### Written problem
Gather, from the listing beneath this task, every line holding the string "жилые".

### Entries
= = = = =
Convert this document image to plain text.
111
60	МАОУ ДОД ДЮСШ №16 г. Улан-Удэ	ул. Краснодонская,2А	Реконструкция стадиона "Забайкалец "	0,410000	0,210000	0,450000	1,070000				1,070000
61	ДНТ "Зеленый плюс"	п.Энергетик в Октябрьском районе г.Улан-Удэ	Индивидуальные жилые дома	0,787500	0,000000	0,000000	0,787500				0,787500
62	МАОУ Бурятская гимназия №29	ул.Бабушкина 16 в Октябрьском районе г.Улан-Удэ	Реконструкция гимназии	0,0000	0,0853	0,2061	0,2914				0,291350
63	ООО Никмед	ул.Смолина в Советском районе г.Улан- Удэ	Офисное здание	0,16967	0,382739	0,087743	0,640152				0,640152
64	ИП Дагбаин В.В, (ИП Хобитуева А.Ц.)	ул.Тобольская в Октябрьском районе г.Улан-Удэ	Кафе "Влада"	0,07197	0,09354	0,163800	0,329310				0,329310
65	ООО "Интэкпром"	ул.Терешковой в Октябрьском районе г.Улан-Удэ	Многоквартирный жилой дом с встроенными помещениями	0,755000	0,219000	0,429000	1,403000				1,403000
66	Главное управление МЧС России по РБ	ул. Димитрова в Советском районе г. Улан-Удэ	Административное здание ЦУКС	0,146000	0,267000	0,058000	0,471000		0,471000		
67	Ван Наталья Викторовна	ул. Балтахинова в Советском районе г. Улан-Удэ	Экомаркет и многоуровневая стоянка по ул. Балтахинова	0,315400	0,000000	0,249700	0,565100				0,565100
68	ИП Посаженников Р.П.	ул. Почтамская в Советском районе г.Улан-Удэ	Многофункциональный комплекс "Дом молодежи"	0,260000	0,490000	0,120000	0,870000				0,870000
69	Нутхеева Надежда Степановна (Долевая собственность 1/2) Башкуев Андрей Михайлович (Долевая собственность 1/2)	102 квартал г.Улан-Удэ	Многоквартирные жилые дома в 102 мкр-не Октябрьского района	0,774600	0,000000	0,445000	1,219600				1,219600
= = = = =
### Response
61	ДНТ "Зеленый плюс"	п.Энергетик в Октябрьском районе г.Улан-Удэ	Индивидуальные жилые дома	0,787500	0,000000	0,000000	0,787500				0,787500
69	Нутхеева Надежда Степановна (Долевая собственность 1/2) Башкуев Андрей Михайлович (Долевая собственность 1/2)	102 квартал г.Улан-Удэ	Многоквартирные жилые дома в 102 мкр-не Октябрьского района	0,774600	0,000000	0,445000	1,219600				1,219600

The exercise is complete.